## Begin
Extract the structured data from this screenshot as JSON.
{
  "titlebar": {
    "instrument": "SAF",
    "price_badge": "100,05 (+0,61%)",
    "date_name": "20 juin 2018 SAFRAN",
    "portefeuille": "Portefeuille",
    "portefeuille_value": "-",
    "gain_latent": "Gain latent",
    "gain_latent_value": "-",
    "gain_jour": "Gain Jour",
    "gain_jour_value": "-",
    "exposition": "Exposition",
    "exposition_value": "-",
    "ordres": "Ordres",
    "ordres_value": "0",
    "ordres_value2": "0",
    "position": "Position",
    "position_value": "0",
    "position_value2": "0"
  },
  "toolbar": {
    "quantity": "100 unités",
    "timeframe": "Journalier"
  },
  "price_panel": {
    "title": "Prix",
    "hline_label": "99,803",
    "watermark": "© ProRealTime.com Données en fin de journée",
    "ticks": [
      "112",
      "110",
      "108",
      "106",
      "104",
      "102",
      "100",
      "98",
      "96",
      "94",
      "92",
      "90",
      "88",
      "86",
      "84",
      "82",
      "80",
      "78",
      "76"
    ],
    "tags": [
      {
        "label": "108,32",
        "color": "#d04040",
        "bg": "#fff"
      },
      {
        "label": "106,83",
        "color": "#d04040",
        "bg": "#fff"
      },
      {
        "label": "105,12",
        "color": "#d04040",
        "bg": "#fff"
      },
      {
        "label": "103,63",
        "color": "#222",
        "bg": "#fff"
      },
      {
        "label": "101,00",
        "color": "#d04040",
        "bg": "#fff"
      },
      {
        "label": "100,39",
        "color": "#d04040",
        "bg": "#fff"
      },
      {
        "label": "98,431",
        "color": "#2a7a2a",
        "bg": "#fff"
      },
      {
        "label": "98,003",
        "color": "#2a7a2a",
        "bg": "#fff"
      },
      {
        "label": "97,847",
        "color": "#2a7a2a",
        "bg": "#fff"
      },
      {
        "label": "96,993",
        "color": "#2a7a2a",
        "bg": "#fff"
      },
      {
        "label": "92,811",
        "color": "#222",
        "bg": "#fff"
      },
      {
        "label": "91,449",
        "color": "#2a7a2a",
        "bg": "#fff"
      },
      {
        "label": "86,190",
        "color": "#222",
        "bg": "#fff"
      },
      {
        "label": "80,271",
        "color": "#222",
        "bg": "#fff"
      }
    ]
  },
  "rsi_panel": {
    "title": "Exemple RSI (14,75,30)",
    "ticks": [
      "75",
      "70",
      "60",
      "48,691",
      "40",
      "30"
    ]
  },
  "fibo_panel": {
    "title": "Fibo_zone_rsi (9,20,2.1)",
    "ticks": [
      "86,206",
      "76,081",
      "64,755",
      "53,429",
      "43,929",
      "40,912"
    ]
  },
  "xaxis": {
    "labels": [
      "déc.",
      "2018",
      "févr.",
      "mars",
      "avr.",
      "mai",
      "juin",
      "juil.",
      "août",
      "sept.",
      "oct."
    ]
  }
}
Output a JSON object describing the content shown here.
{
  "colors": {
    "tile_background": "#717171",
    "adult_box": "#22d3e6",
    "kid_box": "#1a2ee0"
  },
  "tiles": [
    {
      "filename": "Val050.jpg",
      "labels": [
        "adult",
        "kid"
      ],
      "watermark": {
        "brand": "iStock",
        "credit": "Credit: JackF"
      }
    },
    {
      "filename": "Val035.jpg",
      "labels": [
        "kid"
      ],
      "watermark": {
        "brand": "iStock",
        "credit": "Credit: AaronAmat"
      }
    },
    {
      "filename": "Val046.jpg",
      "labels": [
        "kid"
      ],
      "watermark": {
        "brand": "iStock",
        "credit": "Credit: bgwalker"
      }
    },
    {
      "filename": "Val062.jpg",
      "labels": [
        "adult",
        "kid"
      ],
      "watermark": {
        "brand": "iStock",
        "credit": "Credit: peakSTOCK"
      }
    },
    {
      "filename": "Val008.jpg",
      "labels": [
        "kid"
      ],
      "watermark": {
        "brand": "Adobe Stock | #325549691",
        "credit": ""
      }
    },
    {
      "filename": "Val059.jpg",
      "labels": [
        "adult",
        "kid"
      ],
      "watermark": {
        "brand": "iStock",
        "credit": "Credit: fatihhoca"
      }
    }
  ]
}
## End
▸ Problem details: Copy out the data shown above without altering anything.

▸ Exercise answer:
Extract the structured data from this screenshot as JSON.
{
  "titlebar": {
    "instrument": "SAF",
    "price_badge": "100,05 (+0,61%)",
    "date_name": "20 juin 2018 SAFRAN",
    "portefeuille": "Portefeuille",
    "portefeuille_value": "-",
    "gain_latent": "Gain latent",
    "gain_latent_value": "-",
    "gain_jour": "Gain Jour",
    "gain_jour_value": "-",
    "exposition": "Exposition",
    "exposition_value": "-",
    "ordres": "Ordres",
    "ordres_value": "0",
    "ordres_value2": "0",
    "position": "Position",
    "position_value": "0",
    "position_value2": "0"
  },
  "toolbar": {
    "quantity": "100 unités",
    "timeframe": "Journalier"
  },
  "price_panel": {
    "title": "Prix",
    "hline_label": "99,803",
    "watermark": "© ProRealTime.com Données en fin de journée",
    "ticks": [
      "112",
      "110",
      "108",
      "106",
      "104",
      "102",
      "100",
      "98",
      "96",
      "94",
      "92",
      "90",
      "88",
      "86",
      "84",
      "82",
      "80",
      "78",
      "76"
    ],
    "tags": [
      {
        "label": "108,32",
        "color": "#d04040",
        "bg": "#fff"
      },
      {
        "label": "106,83",
        "color": "#d04040",
        "bg": "#fff"
      },
      {
        "label": "105,12",
        "color": "#d04040",
        "bg": "#fff"
      },
      {
        "label": "103,63",
        "color": "#222",
        "bg": "#fff"
      },
      {
        "label": "101,00",
        "color": "#d04040",
        "bg": "#fff"
      },
      {
        "label": "100,39",
        "color": "#d04040",
        "bg": "#fff"
      },
      {
        "label": "98,431",
        "color": "#2a7a2a",
        "bg": "#fff"
      },
      {
        "label": "98,003",
        "color": "#2a7a2a",
        "bg": "#fff"
      },
      {
        "label": "97,847",
        "color": "#2a7a2a",
        "bg": "#fff"
      },
      {
        "label": "96,993",
        "color": "#2a7a2a",
        "bg": "#fff"
      },
      {
        "label": "92,811",
        "color": "#222",
        "bg": "#fff"
      },
      {
        "label": "91,449",
        "color": "#2a7a2a",
        "bg": "#fff"
      },
      {
        "label": "86,190",
        "color": "#222",
        "bg": "#fff"
      },
      {
        "label": "80,271",
        "color": "#222",
        "bg": "#fff"
      }
    ]
  },
  "rsi_panel": {
    "title": "Exemple RSI (14,75,30)",
    "ticks": [
      "75",
      "70",
      "60",
      "48,691",
      "40",
      "30"
    ]
  },
  "fibo_panel": {
    "title": "Fibo_zone_rsi (9,20,2.1)",
    "ticks": [
      "86,206",
      "76,081",
      "64,755",
      "53,429",
      "43,929",
      "40,912"
    ]
  },
  "xaxis": {
    "labels": [
      "déc.",
      "2018",
      "févr.",
      "mars",
      "avr.",
      "mai",
      "juin",
      "juil.",
      "août",
      "sept.",
      "oct."
    ]
  }
}
Output a JSON object describing the content shown here.
{
  "colors": {
    "tile_background": "#717171",
    "adult_box": "#22d3e6",
    "kid_box": "#1a2ee0"
  },
  "tiles": [
    {
      "filename": "Val050.jpg",
      "labels": [
        "adult",
        "kid"
      ],
      "watermark": {
        "brand": "iStock",
        "credit": "Credit: JackF"
      }
    },
    {
      "filename": "Val035.jpg",
      "labels": [
        "kid"
      ],
      "watermark": {
        "brand": "iStock",
        "credit": "Credit: AaronAmat"
      }
    },
    {
      "filename": "Val046.jpg",
      "labels": [
        "kid"
      ],
      "watermark": {
        "brand": "iStock",
        "credit": "Credit: bgwalker"
      }
    },
    {
      "filename": "Val062.jpg",
      "labels": [
        "adult",
        "kid"
      ],
      "watermark": {
        "brand": "iStock",
        "credit": "Credit: peakSTOCK"
      }
    },
    {
      "filename": "Val008.jpg",
      "labels": [
        "kid"
      ],
      "watermark": {
        "brand": "Adobe Stock | #325549691",
        "credit": ""
      }
    },
    {
      "filename": "Val059.jpg",
      "labels": [
        "adult",
        "kid"
      ],
      "watermark": {
        "brand": "iStock",
        "credit": "Credit: fatihhoca"
      }
    }
  ]
}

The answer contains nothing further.